## Task instructions
Images must not appear in your copy; reproduce every other part of the records exactly.

## Supplied records
* * *

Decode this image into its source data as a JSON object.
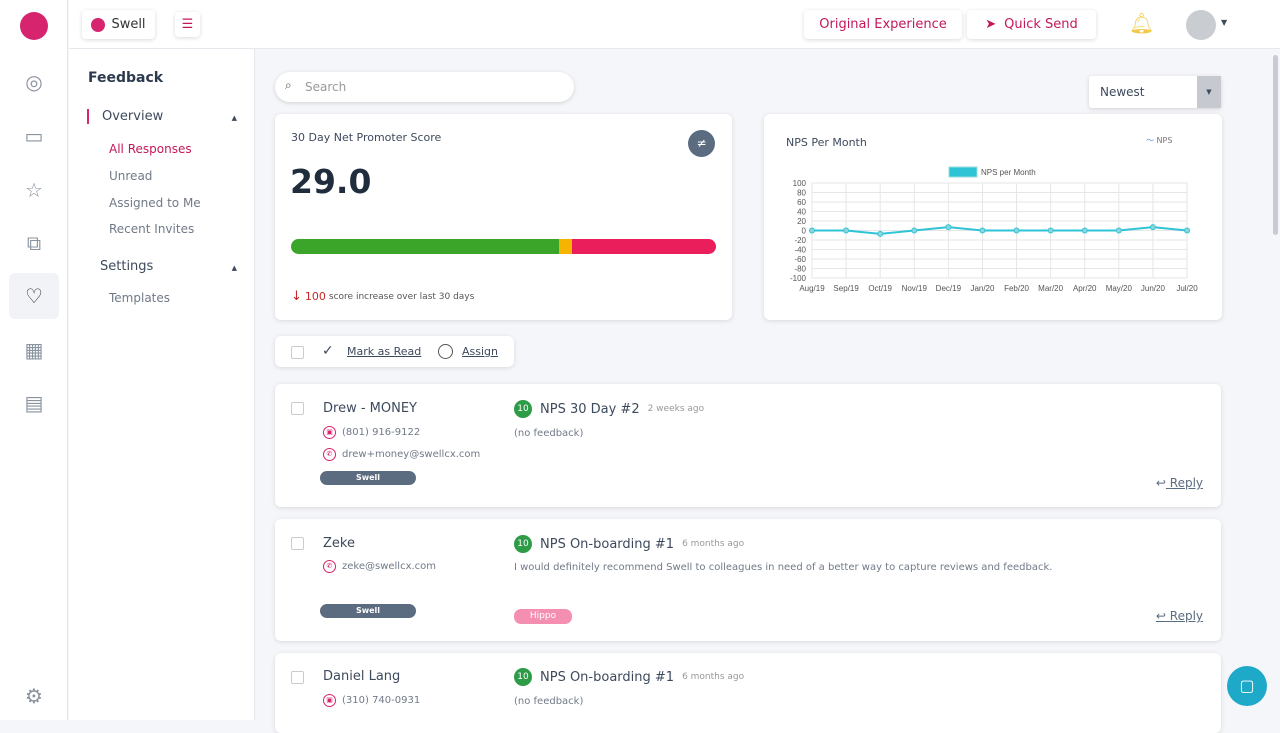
{
  "topbar": {
    "workspace": "Swell",
    "original_experience": "Original Experience",
    "quick_send": "Quick Send"
  },
  "sidebar": {
    "title": "Feedback",
    "overview": "Overview",
    "items": [
      "All Responses",
      "Unread",
      "Assigned to Me",
      "Recent Invites"
    ],
    "settings": "Settings",
    "settings_items": [
      "Templates"
    ]
  },
  "search": {
    "placeholder": "Search"
  },
  "sort": {
    "selected": "Newest"
  },
  "nps_card": {
    "title": "30 Day Net Promoter Score",
    "score": "29.0",
    "change_value": "100",
    "change_text": "score increase over last 30 days",
    "promoters_pct": 63,
    "passives_pct": 3,
    "detractors_pct": 34
  },
  "chart_data": {
    "type": "line",
    "title": "NPS Per Month",
    "legend_top": "NPS",
    "legend": "NPS per Month",
    "categories": [
      "Aug/19",
      "Sep/19",
      "Oct/19",
      "Nov/19",
      "Dec/19",
      "Jan/20",
      "Feb/20",
      "Mar/20",
      "Apr/20",
      "May/20",
      "Jun/20",
      "Jul/20"
    ],
    "values": [
      0,
      0,
      -7,
      0,
      7,
      0,
      0,
      0,
      0,
      0,
      7,
      0
    ],
    "ylim": [
      -100,
      100
    ],
    "yticks": [
      100,
      80,
      60,
      40,
      20,
      0,
      -20,
      -40,
      -60,
      -80,
      -100
    ],
    "grid": true,
    "color": "#2ec4d6"
  },
  "bulk": {
    "mark_read": "Mark as Read",
    "assign": "Assign"
  },
  "responses": [
    {
      "name": "Drew - MONEY",
      "phone": "(801) 916-9122",
      "email": "drew+money@swellcx.com",
      "tag": "Swell",
      "score": "10",
      "survey": "NPS 30 Day #2",
      "ago": "2 weeks ago",
      "feedback": "(no feedback)",
      "reply": "Reply"
    },
    {
      "name": "Zeke",
      "email": "zeke@swellcx.com",
      "tag": "Swell",
      "score": "10",
      "survey": "NPS On-boarding #1",
      "ago": "6 months ago",
      "feedback": "I would definitely recommend Swell to colleagues in need of a better way to capture reviews and feedback.",
      "label": "Hippo",
      "reply": "Reply"
    },
    {
      "name": "Daniel Lang",
      "phone": "(310) 740-0931",
      "score": "10",
      "survey": "NPS On-boarding #1",
      "ago": "6 months ago",
      "feedback": "(no feedback)"
    }
  ]
}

* * *

## Task output
Decode this image into its source data as a JSON object.
{
  "topbar": {
    "workspace": "Swell",
    "original_experience": "Original Experience",
    "quick_send": "Quick Send"
  },
  "sidebar": {
    "title": "Feedback",
    "overview": "Overview",
    "items": [
      "All Responses",
      "Unread",
      "Assigned to Me",
      "Recent Invites"
    ],
    "settings": "Settings",
    "settings_items": [
      "Templates"
    ]
  },
  "search": {
    "placeholder": "Search"
  },
  "sort": {
    "selected": "Newest"
  },
  "nps_card": {
    "title": "30 Day Net Promoter Score",
    "score": "29.0",
    "change_value": "100",
    "change_text": "score increase over last 30 days",
    "promoters_pct": 63,
    "passives_pct": 3,
    "detractors_pct": 34
  },
  "chart_data": {
    "type": "line",
    "title": "NPS Per Month",
    "legend_top": "NPS",
    "legend": "NPS per Month",
    "categories": [
      "Aug/19",
      "Sep/19",
      "Oct/19",
      "Nov/19",
      "Dec/19",
      "Jan/20",
      "Feb/20",
      "Mar/20",
      "Apr/20",
      "May/20",
      "Jun/20",
      "Jul/20"
    ],
    "values": [
      0,
      0,
      -7,
      0,
      7,
      0,
      0,
      0,
      0,
      0,
      7,
      0
    ],
    "ylim": [
      -100,
      100
    ],
    "yticks": [
      100,
      80,
      60,
      40,
      20,
      0,
      -20,
      -40,
      -60,
      -80,
      -100
    ],
    "grid": true,
    "color": "#2ec4d6"
  },
  "bulk": {
    "mark_read": "Mark as Read",
    "assign": "Assign"
  },
  "responses": [
    {
      "name": "Drew - MONEY",
      "phone": "(801) 916-9122",
      "email": "drew+money@swellcx.com",
      "tag": "Swell",
      "score": "10",
      "survey": "NPS 30 Day #2",
      "ago": "2 weeks ago",
      "feedback": "(no feedback)",
      "reply": "Reply"
    },
    {
      "name": "Zeke",
      "email": "zeke@swellcx.com",
      "tag": "Swell",
      "score": "10",
      "survey": "NPS On-boarding #1",
      "ago": "6 months ago",
      "feedback": "I would definitely recommend Swell to colleagues in need of a better way to capture reviews and feedback.",
      "label": "Hippo",
      "reply": "Reply"
    },
    {
      "name": "Daniel Lang",
      "phone": "(310) 740-0931",
      "score": "10",
      "survey": "NPS On-boarding #1",
      "ago": "6 months ago",
      "feedback": "(no feedback)"
    }
  ]
}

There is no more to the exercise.